### [PROBLEM REQUIREMENTS]
Consider the records below. How many of their lines include the word "муниципальных"? State the number and nothing else.

Items listed in a dataset
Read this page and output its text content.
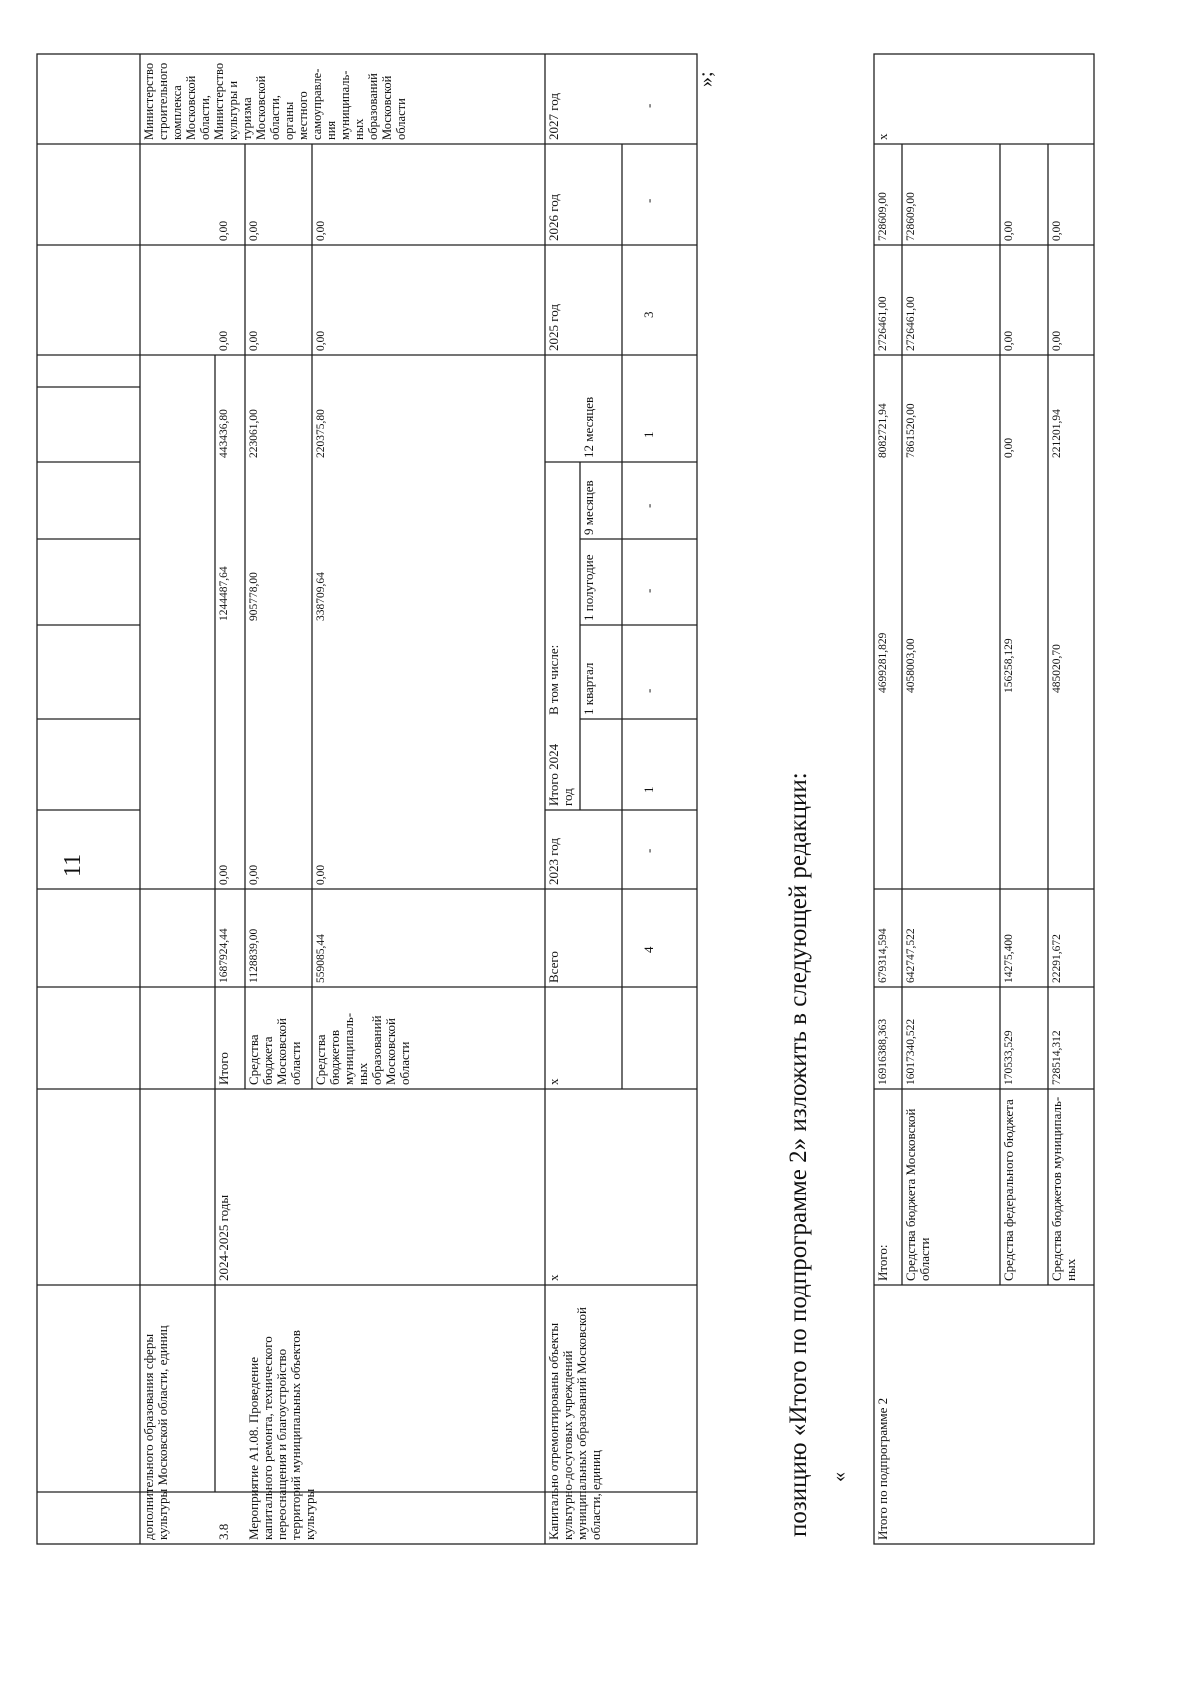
дополнительного образования сферы культуры Московской области, единиц
Министерство строительного комплекса Московской области, Министерство культуры и туризма Московской области, органы местного самоуправле-ния муниципаль-ных образований Московской области
3.8	Мероприятие А1.08. Проведение капитального ремонта, технического переоснащения и благоустройство территорий муниципальных объектов культуры
2024-2025 годы
Итого
1687924,44
0,00
1244487,64
443436,80
0,00
0,00
Средства бюджета Московской области
1128839,00
0,00
905778,00
223061,00
0,00
0,00
Средства бюджетов муниципаль-ных образований Московской области
559085,44
0,00
338709,64
220375,80
0,00
0,00
Капитально отремонтированы объекты культурно-досуговых учреждений муниципальных образований Московской области, единиц
х
х
Всего
2023 год
Итого 2024 год
В том числе:	1 квартал
1 полугодие
9 месяцев
12 месяцев
2025 год
2026 год
2027 год
4
-
1
-
-
-
1
3
-
-
11
»;
позицию «Итого по подпрограмме 2» изложить в следующей редакции: « Итого по подпрограмме 2
х
Итого:
16916388,363
679314,594
4699281,829
8082721,94
2726461,00
728609,00
Средства бюджета Московской области
16017340,522
642747,522
4058003,00
7861520,00
2726461,00
728609,00
Средства федерального бюджета
170533,529
14275,400
156258,129
0,00
0,00
0,00
Средства бюджетов муниципаль-ных
728514,312
22291,672
485020,70
221201,94
0,00
0,00
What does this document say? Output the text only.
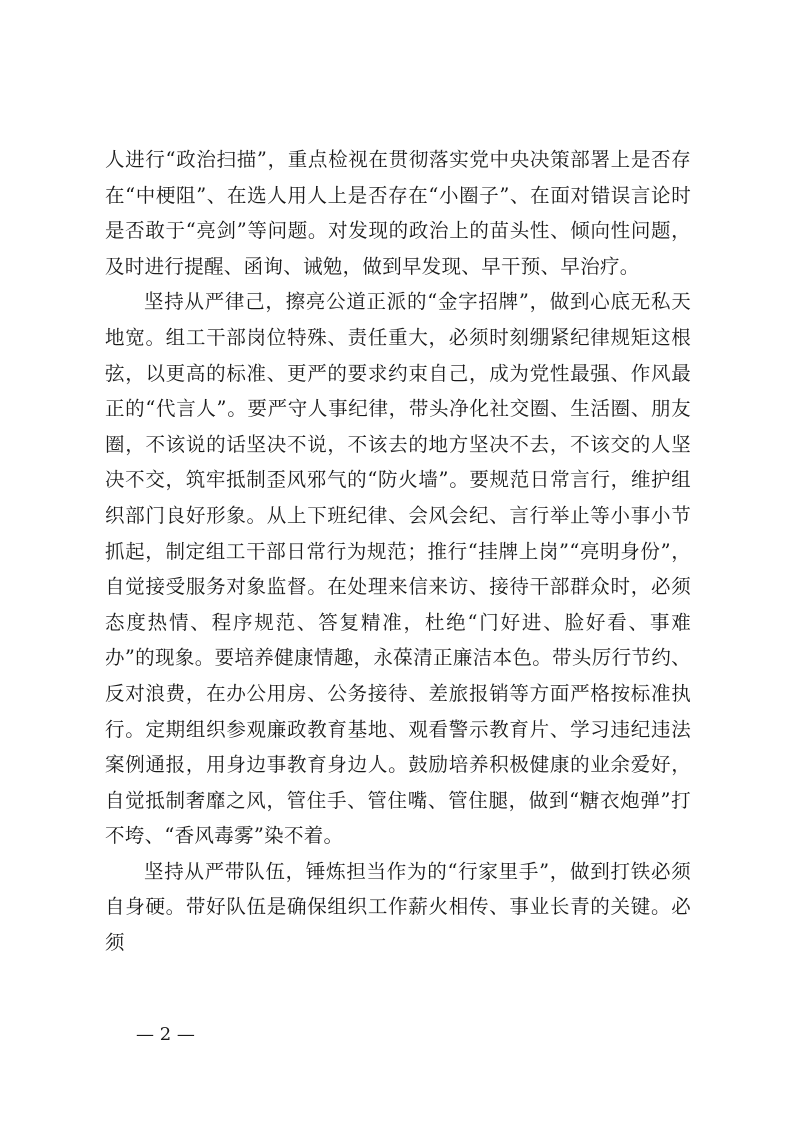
人进行“政治扫描”，重点检视在贯彻落实党中央决策部署上是否存在“中梗阻”、在选人用人上是否存在“小圈子”、在面对错误言论时是否敢于“亮剑”等问题。对发现的政治上的苗头性、倾向性问题，及时进行提醒、函询、诫勉，做到早发现、早干预、早治疗。

坚持从严律己，擦亮公道正派的“金字招牌”，做到心底无私天地宽。组工干部岗位特殊、责任重大，必须时刻绷紧纪律规矩这根弦，以更高的标准、更严的要求约束自己，成为党性最强、作风最正的“代言人”。要严守人事纪律，带头净化社交圈、生活圈、朋友圈，不该说的话坚决不说，不该去的地方坚决不去，不该交的人坚决不交，筑牢抵制歪风邪气的“防火墙”。要规范日常言行，维护组织部门良好形象。从上下班纪律、会风会纪、言行举止等小事小节抓起，制定组工干部日常行为规范；推行“挂牌上岗”“亮明身份”，自觉接受服务对象监督。在处理来信来访、接待干部群众时，必须态度热情、程序规范、答复精准，杜绝“门好进、脸好看、事难办”的现象。要培养健康情趣，永葆清正廉洁本色。带头厉行节约、反对浪费，在办公用房、公务接待、差旅报销等方面严格按标准执行。定期组织参观廉政教育基地、观看警示教育片、学习违纪违法案例通报，用身边事教育身边人。鼓励培养积极健康的业余爱好，自觉抵制奢靡之风，管住手、管住嘴、管住腿，做到“糖衣炮弹”打不垮、“香风毒雾”染不着。

坚持从严带队伍，锤炼担当作为的“行家里手”，做到打铁必须自身硬。带好队伍是确保组织工作薪火相传、事业长青的关键。必须

— 2 —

### [ANSWER FOR THE TASK]
2